→ **EXTRACTED TEXT**

Roasted Cauliflower Puree
1 head cauliflower, cut into florets
Olive oil for coating
Salt and pepper to taste
Water as needed (or chicken stock or vegetable stock)
Preheat the oven to 400 degrees and line one or two baking sheets with foil.
In a bowl, toss together the cauliflower, enough olive oil to coat, and salt and pepper to taste. Spread the cauliflower onto an even layer on the baking sheets.
Roast 20 minutes. Using tongs turn the cauliflower on to the other side and roast another 15-20 minutes until browned.
Once the cauliflower has cooled slightly, turn it out into a food processor. Mash until you get a thick puree, adding water as needed. Serve warm.
Monday, November 30, 2009
Last week I tried a new to me farmers market at the Santa Monica promenade. I really like waking up on Sunday mornings and heading to the market, but sometimes I get busy so it was nice to try a Saturday option, plus this one is all organic! I picked up a bunch of great things for the short week and I also got some pork in anticipation of making this recipe, but later that day I got a craving for a burger. Since I didn't feel like running to the store yet again, I improvised with what I had. I grilled up some sweet onions and mixed together a thick peanut sauce as a topping. The burgers are great! Really flavorful and a nice hint of spice when eaten with the peanut sauce. The carrots may sound odd on a burger, but they added a nice crunch. I used those sandwich thin things instead of buns so I didn't feel so heavy. In fact, I'll be honest with you...these were so tasty I ate them both...in one sitting! Please don't judge me.
Asian Pork Burgers
(Adapted from Steamy Kitchen)
Makes 2 burgers
8 ounces ground pork (or turkey)
1 large garlic clove, grated
1/4 teaspoon grated ginger
1/2 teaspoon soy sauce
1/4 teaspoon fish sauce
1/4 teaspoon brown sugar
1 egg, beaten (you will only need about half)
1/4 teaspoon salt and a pinch of pepper
White or rice wine vinegar
Red pepper flakes
Combine all ingredients for the burger. Form 2 equal sized burgers. Don’t make them too thick or they will be difficult to cook thoroughly. With your fingers, form a nice little dent in the middle. The burger will puff up in the middle during cooking and the dent will allow your burger will puff up evenly.
Cook burgers on medium-high direct heat for 4 minutes on each side or until internal meat is 160F. Serve with whichever toppings you like.
To make the peanut sauce:
Mix the peanut butter, vinegar, and red pepper flakes to taste. Season with salt as needed.

→ **WRITTEN TASKS**
a: Decide whether each statement agrees with the recipe text, answering yes or no and quoting the words that settle it: (i) the cauliflower roasts for at least 35 minutes in total; (ii) the burgers cook until the internal meat reaches 165F; (iii) the farmers market at the Santa Monica promenade is all organic.
b: Carry the recipe text forward from its final sentence.

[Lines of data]
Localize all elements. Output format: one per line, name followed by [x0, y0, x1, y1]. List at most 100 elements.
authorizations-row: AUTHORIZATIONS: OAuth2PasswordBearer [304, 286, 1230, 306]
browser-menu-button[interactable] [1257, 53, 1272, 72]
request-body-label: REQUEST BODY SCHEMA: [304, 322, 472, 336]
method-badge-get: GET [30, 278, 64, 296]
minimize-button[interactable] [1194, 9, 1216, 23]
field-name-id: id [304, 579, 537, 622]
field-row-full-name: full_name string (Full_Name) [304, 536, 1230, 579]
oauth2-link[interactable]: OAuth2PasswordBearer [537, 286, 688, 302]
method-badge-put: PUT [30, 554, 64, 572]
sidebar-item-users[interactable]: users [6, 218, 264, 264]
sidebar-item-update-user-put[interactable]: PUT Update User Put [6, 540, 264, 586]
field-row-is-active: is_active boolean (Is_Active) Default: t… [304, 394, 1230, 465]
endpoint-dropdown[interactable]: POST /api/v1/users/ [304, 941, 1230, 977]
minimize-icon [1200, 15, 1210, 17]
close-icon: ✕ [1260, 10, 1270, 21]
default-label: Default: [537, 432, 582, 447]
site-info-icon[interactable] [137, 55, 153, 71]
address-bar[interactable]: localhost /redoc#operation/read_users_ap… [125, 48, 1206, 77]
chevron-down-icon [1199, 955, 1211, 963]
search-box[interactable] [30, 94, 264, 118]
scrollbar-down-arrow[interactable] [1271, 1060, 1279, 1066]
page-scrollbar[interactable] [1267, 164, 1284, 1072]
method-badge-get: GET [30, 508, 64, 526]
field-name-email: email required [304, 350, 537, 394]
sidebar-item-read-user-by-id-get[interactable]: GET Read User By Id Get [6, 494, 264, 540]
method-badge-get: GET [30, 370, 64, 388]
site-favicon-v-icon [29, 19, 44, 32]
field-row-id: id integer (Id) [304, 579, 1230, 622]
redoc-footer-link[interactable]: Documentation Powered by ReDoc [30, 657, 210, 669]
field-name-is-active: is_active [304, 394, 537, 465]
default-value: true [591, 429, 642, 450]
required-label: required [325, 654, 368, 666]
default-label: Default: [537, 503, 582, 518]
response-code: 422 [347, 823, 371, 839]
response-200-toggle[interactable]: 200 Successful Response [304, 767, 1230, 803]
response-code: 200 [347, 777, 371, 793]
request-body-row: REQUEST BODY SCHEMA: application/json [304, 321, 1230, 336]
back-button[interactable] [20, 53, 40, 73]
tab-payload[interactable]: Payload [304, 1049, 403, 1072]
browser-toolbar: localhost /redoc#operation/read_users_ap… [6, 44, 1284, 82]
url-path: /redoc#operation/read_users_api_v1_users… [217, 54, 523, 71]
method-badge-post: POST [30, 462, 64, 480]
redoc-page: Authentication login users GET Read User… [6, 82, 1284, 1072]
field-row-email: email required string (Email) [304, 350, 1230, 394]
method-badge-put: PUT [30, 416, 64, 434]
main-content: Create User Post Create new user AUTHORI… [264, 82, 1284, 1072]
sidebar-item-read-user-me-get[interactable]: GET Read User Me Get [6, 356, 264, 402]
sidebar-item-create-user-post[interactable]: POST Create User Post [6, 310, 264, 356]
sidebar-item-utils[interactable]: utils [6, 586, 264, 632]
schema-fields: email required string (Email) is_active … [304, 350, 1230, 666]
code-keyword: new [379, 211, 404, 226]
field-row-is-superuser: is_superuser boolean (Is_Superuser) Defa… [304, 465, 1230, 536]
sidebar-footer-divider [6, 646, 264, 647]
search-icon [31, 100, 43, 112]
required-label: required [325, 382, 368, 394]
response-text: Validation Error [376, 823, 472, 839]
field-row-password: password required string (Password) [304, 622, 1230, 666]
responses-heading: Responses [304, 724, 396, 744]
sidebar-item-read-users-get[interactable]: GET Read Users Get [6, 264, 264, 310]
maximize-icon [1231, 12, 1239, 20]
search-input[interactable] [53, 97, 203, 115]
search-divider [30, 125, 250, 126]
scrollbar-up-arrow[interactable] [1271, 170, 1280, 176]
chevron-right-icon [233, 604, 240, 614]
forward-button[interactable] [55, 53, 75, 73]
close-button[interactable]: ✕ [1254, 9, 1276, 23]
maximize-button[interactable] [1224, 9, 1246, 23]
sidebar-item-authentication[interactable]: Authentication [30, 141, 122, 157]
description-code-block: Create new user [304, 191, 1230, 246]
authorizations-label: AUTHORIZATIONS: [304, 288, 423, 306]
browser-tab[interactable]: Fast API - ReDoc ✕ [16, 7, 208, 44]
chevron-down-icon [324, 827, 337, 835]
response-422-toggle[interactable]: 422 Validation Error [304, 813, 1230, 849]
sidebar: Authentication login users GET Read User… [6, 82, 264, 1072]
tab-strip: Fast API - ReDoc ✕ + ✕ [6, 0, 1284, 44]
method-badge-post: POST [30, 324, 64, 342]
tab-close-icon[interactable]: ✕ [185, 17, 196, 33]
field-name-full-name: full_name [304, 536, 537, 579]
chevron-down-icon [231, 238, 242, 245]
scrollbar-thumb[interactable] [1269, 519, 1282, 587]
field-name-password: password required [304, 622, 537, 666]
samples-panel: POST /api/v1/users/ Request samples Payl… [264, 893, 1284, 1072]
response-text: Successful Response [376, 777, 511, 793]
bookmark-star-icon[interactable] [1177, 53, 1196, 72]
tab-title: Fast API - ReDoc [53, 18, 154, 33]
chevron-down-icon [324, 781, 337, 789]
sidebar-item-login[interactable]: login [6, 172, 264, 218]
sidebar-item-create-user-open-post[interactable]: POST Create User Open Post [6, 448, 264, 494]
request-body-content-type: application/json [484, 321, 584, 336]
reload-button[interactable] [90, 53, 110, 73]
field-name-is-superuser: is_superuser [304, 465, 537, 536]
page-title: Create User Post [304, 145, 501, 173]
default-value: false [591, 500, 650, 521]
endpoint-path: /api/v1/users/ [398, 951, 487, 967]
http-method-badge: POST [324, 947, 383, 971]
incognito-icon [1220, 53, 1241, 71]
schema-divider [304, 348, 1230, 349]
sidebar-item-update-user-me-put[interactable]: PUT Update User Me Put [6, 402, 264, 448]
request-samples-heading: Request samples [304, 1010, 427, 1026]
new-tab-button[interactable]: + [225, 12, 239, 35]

→ **OUTPUTS BY TASK**
a:
(i) Yes: "Roast 20 minutes" and "roast another 15-20 minutes until browned."
(ii) No: "until internal meat is 160F."
(iii) Yes: "plus this one is all organic!"

b:
Friday, November 27, 2009
The November 2009 Daring Bakers Challenge was chosen and hosted by Lisa Michele of Parsley, Sage, Desserts and Line Drives. She chose the Italian Pastry, Cannolo (Cannoli is plural), using the cookbooks Lidia’s Italian-American Kitchen by Lidia Matticchio Bastianich and The Sopranos Family Cookbook by Allen Rucker; recipes by Michelle Scicolone, as ingredient/direction guides. She added her own modifications/changes, so the recipe is not 100% verbatim from either book.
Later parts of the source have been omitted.